::: Dataset extract :::

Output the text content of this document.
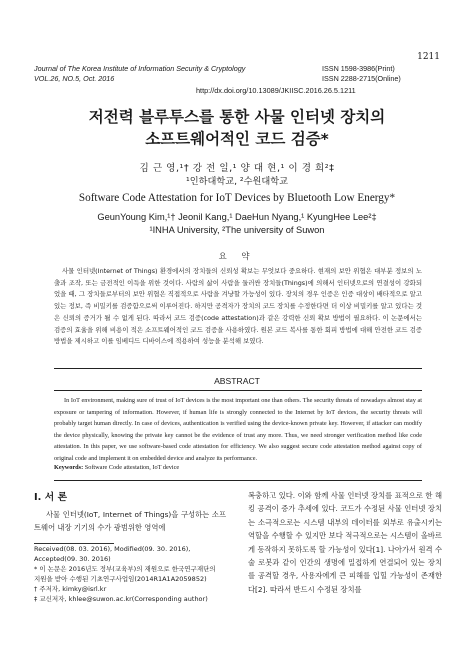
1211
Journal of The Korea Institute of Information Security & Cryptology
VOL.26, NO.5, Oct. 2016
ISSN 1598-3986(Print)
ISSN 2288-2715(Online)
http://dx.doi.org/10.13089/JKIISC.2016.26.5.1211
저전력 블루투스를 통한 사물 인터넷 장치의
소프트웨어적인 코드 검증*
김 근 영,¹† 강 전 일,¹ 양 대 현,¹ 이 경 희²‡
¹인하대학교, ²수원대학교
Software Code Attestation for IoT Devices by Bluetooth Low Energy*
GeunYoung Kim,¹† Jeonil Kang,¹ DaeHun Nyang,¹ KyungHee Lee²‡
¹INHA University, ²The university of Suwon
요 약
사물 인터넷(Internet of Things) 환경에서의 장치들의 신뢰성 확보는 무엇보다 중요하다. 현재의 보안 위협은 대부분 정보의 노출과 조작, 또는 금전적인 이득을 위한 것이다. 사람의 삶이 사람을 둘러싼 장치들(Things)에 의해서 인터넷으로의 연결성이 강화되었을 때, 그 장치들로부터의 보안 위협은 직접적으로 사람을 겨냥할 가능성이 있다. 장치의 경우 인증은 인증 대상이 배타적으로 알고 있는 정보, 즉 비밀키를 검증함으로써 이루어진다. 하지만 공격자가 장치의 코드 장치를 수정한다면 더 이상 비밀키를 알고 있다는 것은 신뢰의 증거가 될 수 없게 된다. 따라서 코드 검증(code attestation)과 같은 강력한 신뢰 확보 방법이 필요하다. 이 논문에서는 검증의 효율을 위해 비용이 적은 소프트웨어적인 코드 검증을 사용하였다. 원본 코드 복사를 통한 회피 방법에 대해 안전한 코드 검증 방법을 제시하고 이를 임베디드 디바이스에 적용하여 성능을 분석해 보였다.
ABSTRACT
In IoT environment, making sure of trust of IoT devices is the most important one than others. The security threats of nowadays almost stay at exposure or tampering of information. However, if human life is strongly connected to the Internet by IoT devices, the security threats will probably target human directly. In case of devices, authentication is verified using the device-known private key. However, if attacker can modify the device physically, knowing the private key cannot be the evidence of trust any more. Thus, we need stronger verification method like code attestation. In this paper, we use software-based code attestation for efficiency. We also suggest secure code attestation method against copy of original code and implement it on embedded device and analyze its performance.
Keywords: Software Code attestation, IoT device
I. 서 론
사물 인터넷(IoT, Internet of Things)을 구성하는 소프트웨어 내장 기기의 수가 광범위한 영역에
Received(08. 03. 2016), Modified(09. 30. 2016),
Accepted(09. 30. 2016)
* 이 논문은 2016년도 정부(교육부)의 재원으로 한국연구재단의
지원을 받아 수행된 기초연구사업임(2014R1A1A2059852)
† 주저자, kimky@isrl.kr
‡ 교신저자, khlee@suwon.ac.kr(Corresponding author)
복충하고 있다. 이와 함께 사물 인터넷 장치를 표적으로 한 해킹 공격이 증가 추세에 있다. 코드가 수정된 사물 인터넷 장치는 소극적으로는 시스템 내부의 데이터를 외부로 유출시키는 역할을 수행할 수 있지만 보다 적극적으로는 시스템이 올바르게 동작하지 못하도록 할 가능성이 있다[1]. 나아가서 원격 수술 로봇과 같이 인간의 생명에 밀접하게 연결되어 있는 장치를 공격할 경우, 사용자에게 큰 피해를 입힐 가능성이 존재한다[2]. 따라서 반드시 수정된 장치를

:::
::: Dataset extract :::

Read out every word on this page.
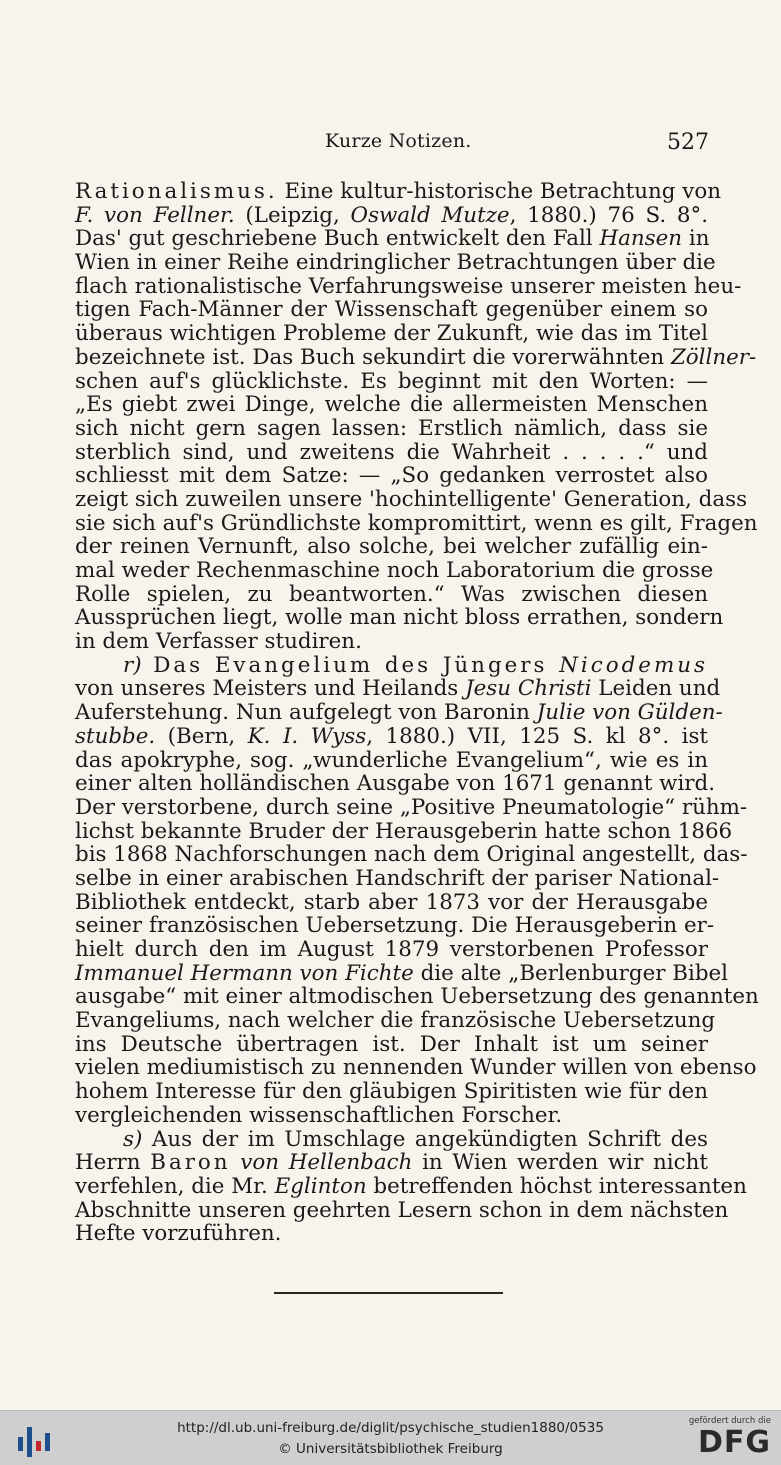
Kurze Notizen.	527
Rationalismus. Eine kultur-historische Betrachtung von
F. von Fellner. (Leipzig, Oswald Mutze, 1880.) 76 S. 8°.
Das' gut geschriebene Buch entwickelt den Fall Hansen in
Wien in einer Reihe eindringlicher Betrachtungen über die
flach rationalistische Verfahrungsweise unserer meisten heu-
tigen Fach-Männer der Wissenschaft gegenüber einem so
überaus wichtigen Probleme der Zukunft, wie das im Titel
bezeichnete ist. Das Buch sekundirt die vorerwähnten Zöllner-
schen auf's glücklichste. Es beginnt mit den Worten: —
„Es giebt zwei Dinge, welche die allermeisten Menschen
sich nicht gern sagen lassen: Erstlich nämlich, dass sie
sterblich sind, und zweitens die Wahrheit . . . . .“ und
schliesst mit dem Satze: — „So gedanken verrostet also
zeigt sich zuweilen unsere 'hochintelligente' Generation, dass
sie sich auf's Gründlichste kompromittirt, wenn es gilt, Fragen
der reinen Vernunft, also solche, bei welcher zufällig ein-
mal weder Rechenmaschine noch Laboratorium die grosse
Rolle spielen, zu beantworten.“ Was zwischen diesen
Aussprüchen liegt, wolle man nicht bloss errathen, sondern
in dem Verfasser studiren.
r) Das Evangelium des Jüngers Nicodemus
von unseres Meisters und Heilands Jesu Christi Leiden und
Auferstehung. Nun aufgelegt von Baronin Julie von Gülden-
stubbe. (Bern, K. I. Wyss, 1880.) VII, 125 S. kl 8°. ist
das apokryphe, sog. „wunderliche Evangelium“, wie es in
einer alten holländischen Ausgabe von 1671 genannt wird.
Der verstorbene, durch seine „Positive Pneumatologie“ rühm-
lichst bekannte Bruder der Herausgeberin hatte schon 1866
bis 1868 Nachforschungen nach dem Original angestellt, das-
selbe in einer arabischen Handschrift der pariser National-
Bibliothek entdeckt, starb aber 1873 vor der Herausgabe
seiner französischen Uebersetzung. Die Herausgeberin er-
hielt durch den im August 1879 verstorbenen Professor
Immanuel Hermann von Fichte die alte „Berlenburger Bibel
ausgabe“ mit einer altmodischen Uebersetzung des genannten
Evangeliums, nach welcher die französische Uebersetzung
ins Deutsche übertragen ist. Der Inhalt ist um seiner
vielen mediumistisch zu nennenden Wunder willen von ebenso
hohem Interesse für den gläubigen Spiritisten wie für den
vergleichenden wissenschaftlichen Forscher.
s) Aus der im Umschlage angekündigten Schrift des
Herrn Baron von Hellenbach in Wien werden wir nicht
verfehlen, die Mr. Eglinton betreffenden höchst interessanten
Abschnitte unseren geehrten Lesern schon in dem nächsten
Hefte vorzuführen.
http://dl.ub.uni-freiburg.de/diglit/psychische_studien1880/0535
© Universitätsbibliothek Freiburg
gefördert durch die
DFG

:::

Scan the material above. Copy each line where "seiner" occurs.

Task response →
seiner französischen Uebersetzung. Die Herausgeberin er-
ins Deutsche übertragen ist. Der Inhalt ist um seiner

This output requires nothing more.